'''
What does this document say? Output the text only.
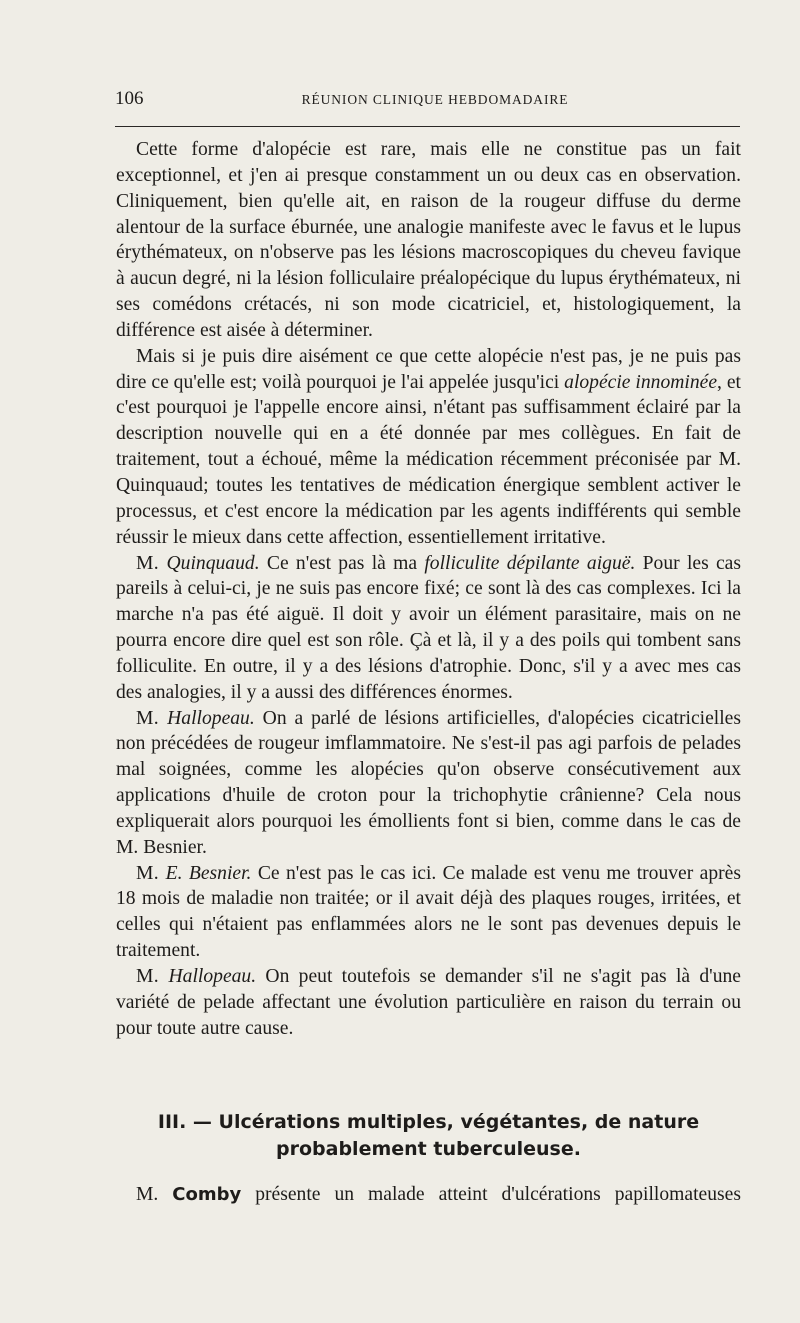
106	RÉUNION CLINIQUE HEBDOMADAIRE

Cette forme d'alopécie est rare, mais elle ne constitue pas un fait exceptionnel, et j'en ai presque constamment un ou deux cas en observation. Cliniquement, bien qu'elle ait, en raison de la rougeur diffuse du derme alentour de la surface éburnée, une analogie manifeste avec le favus et le lupus érythémateux, on n'observe pas les lésions macroscopiques du cheveu favique à aucun degré, ni la lésion folliculaire préalopécique du lupus érythémateux, ni ses comédons crétacés, ni son mode cicatriciel, et, histologiquement, la différence est aisée à déterminer.

Mais si je puis dire aisément ce que cette alopécie n'est pas, je ne puis pas dire ce qu'elle est; voilà pourquoi je l'ai appelée jusqu'ici alopécie innominée, et c'est pourquoi je l'appelle encore ainsi, n'étant pas suffisamment éclairé par la description nouvelle qui en a été donnée par mes collègues. En fait de traitement, tout a échoué, même la médication récemment préconisée par M. Quinquaud; toutes les tentatives de médication énergique semblent activer le processus, et c'est encore la médication par les agents indifférents qui semble réussir le mieux dans cette affection, essentiellement irritative.

M. Quinquaud. Ce n'est pas là ma folliculite dépilante aiguë. Pour les cas pareils à celui-ci, je ne suis pas encore fixé; ce sont là des cas complexes. Ici la marche n'a pas été aiguë. Il doit y avoir un élément parasitaire, mais on ne pourra encore dire quel est son rôle. Çà et là, il y a des poils qui tombent sans folliculite. En outre, il y a des lésions d'atrophie. Donc, s'il y a avec mes cas des analogies, il y a aussi des différences énormes.

M. Hallopeau. On a parlé de lésions artificielles, d'alopécies cicatricielles non précédées de rougeur imflammatoire. Ne s'est-il pas agi parfois de pelades mal soignées, comme les alopécies qu'on observe consécutivement aux applications d'huile de croton pour la trichophytie crânienne? Cela nous expliquerait alors pourquoi les émollients font si bien, comme dans le cas de M. Besnier.

M. E. Besnier. Ce n'est pas le cas ici. Ce malade est venu me trouver après 18 mois de maladie non traitée; or il avait déjà des plaques rouges, irritées, et celles qui n'étaient pas enflammées alors ne le sont pas devenues depuis le traitement.

M. Hallopeau. On peut toutefois se demander s'il ne s'agit pas là d'une variété de pelade affectant une évolution particulière en raison du terrain ou pour toute autre cause.

III. — Ulcérations multiples, végétantes, de nature
probablement tuberculeuse.
M. Comby présente un malade atteint d'ulcérations papillomateuses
'''
▶ _TO BE DONE_: Among the lines of the data above, count those holding "malade" and state only the number.

▶ _REPLY_: 2